Recorded data:
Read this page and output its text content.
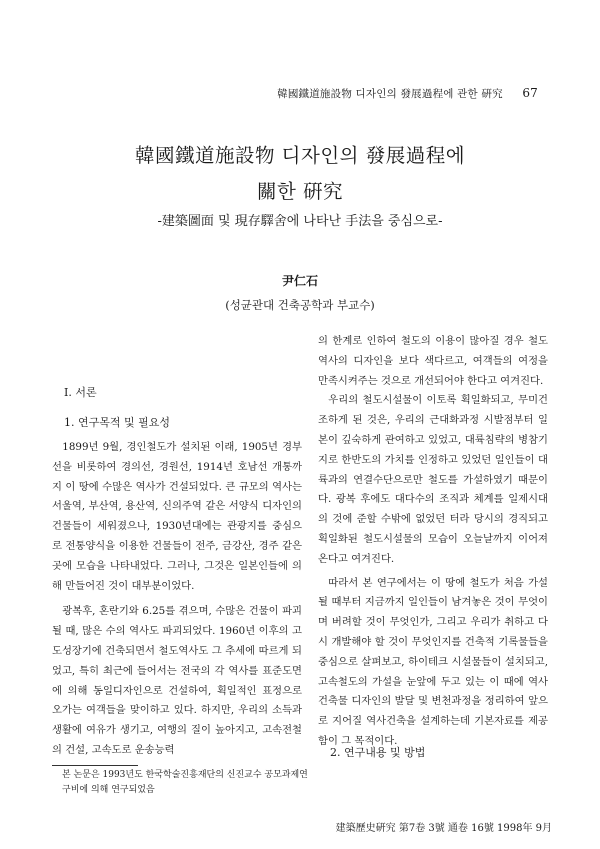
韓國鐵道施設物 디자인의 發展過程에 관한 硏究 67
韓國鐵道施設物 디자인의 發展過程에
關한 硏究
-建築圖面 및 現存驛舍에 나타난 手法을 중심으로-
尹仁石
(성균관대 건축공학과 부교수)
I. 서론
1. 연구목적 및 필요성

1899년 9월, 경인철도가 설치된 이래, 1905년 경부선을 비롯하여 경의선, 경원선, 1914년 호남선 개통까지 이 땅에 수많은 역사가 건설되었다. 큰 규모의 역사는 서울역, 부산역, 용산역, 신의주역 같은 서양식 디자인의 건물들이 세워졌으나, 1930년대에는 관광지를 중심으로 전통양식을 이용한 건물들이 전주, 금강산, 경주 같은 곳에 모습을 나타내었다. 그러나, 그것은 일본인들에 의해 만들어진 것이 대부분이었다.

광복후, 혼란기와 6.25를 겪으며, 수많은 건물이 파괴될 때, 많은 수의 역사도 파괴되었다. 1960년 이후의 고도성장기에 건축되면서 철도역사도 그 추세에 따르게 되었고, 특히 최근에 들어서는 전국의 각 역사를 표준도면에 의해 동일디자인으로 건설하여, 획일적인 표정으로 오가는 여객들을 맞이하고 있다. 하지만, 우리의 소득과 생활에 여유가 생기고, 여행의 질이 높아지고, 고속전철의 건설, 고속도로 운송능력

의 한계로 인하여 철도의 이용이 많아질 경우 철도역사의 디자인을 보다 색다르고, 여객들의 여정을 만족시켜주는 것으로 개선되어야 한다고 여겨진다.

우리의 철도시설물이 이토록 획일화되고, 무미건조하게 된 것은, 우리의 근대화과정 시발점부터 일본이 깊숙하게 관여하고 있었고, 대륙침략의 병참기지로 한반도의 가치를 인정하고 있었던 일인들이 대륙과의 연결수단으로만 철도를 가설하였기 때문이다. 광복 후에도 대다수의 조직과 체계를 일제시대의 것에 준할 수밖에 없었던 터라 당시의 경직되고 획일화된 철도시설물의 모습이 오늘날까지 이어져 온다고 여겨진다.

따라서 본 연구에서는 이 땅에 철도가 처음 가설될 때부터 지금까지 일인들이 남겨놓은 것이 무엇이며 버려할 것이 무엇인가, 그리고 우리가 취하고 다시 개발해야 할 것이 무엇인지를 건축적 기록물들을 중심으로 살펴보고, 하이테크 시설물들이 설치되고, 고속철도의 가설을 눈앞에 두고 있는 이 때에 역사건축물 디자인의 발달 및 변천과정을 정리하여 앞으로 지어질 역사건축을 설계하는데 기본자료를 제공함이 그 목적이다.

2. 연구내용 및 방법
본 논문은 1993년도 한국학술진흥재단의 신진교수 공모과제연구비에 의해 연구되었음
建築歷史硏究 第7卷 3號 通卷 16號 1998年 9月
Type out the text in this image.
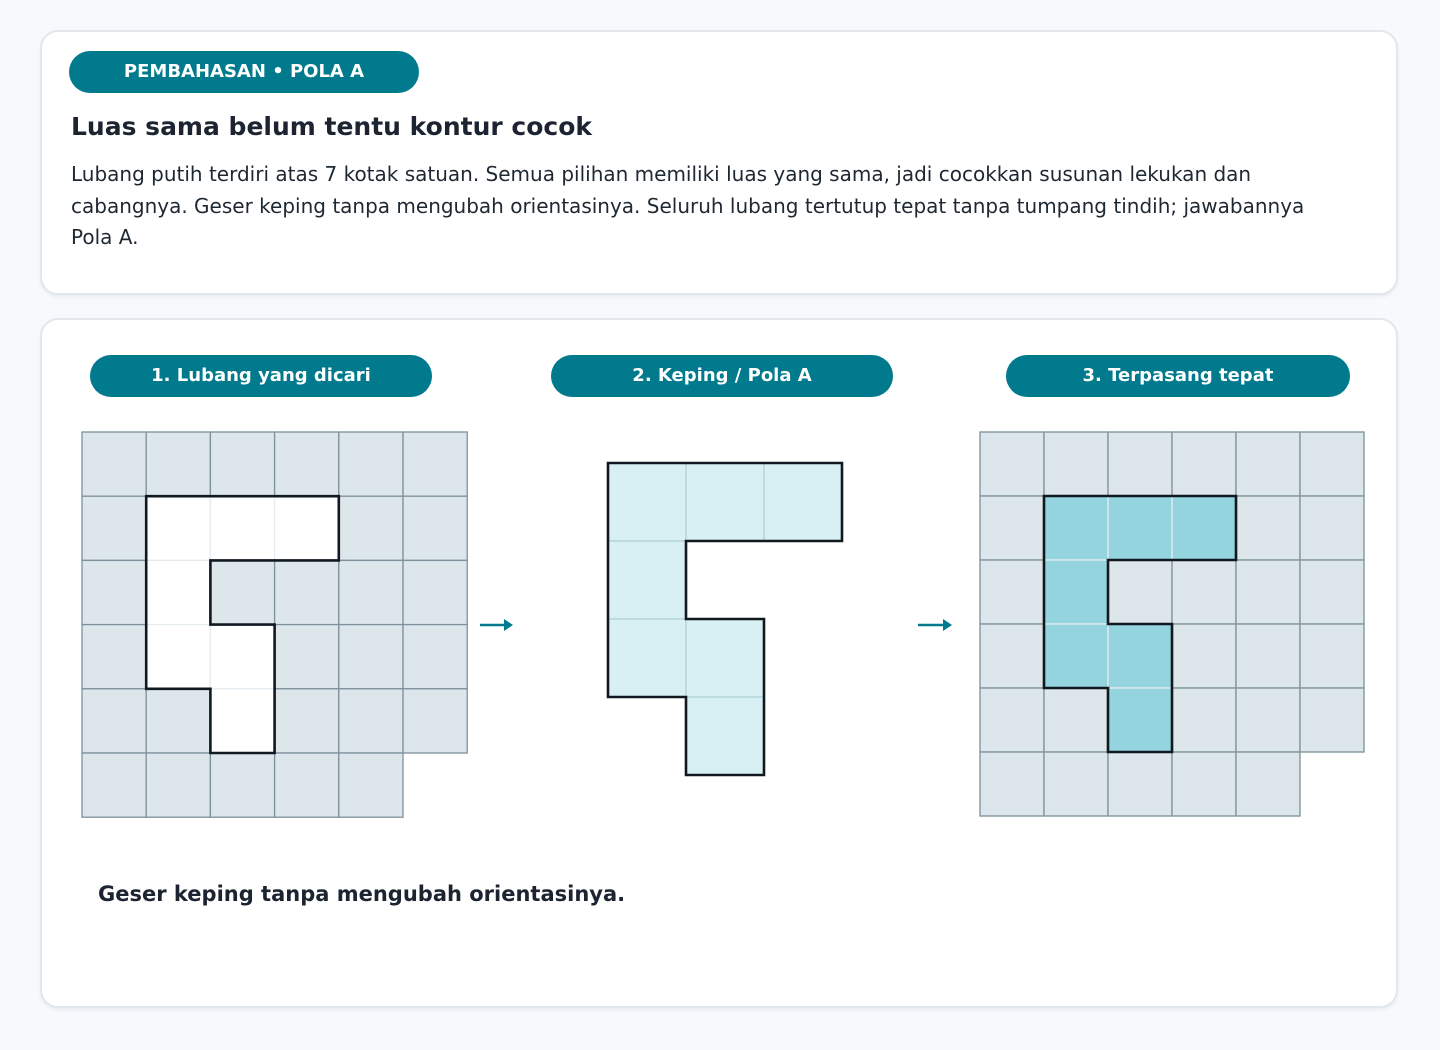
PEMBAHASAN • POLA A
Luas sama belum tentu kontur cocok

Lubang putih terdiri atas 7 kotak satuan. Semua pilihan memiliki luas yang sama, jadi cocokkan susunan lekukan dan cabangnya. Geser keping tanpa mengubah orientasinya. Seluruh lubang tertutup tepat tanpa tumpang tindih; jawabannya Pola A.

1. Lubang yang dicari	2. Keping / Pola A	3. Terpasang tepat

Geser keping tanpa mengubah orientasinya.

__Goal__. All of the lines above should be retyped precisely, apart from the pictures.

__Solution for this problem__.
Read this page and output its text content.
韓國鐵道施設物 디자인의 發展過程에 관한 硏究 67
韓國鐵道施設物 디자인의 發展過程에
關한 硏究
-建築圖面 및 現存驛舍에 나타난 手法을 중심으로-
尹仁石
(성균관대 건축공학과 부교수)
I. 서론
1. 연구목적 및 필요성

1899년 9월, 경인철도가 설치된 이래, 1905년 경부선을 비롯하여 경의선, 경원선, 1914년 호남선 개통까지 이 땅에 수많은 역사가 건설되었다. 큰 규모의 역사는 서울역, 부산역, 용산역, 신의주역 같은 서양식 디자인의 건물들이 세워졌으나, 1930년대에는 관광지를 중심으로 전통양식을 이용한 건물들이 전주, 금강산, 경주 같은 곳에 모습을 나타내었다. 그러나, 그것은 일본인들에 의해 만들어진 것이 대부분이었다.

광복후, 혼란기와 6.25를 겪으며, 수많은 건물이 파괴될 때, 많은 수의 역사도 파괴되었다. 1960년 이후의 고도성장기에 건축되면서 철도역사도 그 추세에 따르게 되었고, 특히 최근에 들어서는 전국의 각 역사를 표준도면에 의해 동일디자인으로 건설하여, 획일적인 표정으로 오가는 여객들을 맞이하고 있다. 하지만, 우리의 소득과 생활에 여유가 생기고, 여행의 질이 높아지고, 고속전철의 건설, 고속도로 운송능력

의 한계로 인하여 철도의 이용이 많아질 경우 철도역사의 디자인을 보다 색다르고, 여객들의 여정을 만족시켜주는 것으로 개선되어야 한다고 여겨진다.

우리의 철도시설물이 이토록 획일화되고, 무미건조하게 된 것은, 우리의 근대화과정 시발점부터 일본이 깊숙하게 관여하고 있었고, 대륙침략의 병참기지로 한반도의 가치를 인정하고 있었던 일인들이 대륙과의 연결수단으로만 철도를 가설하였기 때문이다. 광복 후에도 대다수의 조직과 체계를 일제시대의 것에 준할 수밖에 없었던 터라 당시의 경직되고 획일화된 철도시설물의 모습이 오늘날까지 이어져 온다고 여겨진다.

따라서 본 연구에서는 이 땅에 철도가 처음 가설될 때부터 지금까지 일인들이 남겨놓은 것이 무엇이며 버려할 것이 무엇인가, 그리고 우리가 취하고 다시 개발해야 할 것이 무엇인지를 건축적 기록물들을 중심으로 살펴보고, 하이테크 시설물들이 설치되고, 고속철도의 가설을 눈앞에 두고 있는 이 때에 역사건축물 디자인의 발달 및 변천과정을 정리하여 앞으로 지어질 역사건축을 설계하는데 기본자료를 제공함이 그 목적이다.

2. 연구내용 및 방법
본 논문은 1993년도 한국학술진흥재단의 신진교수 공모과제연구비에 의해 연구되었음
建築歷史硏究 第7卷 3號 通卷 16號 1998年 9月
Type out the text in this image.
PEMBAHASAN • POLA A
Luas sama belum tentu kontur cocok

Lubang putih terdiri atas 7 kotak satuan. Semua pilihan memiliki luas yang sama, jadi cocokkan susunan lekukan dan cabangnya. Geser keping tanpa mengubah orientasinya. Seluruh lubang tertutup tepat tanpa tumpang tindih; jawabannya Pola A.

1. Lubang yang dicari	2. Keping / Pola A	3. Terpasang tepat

Geser keping tanpa mengubah orientasinya.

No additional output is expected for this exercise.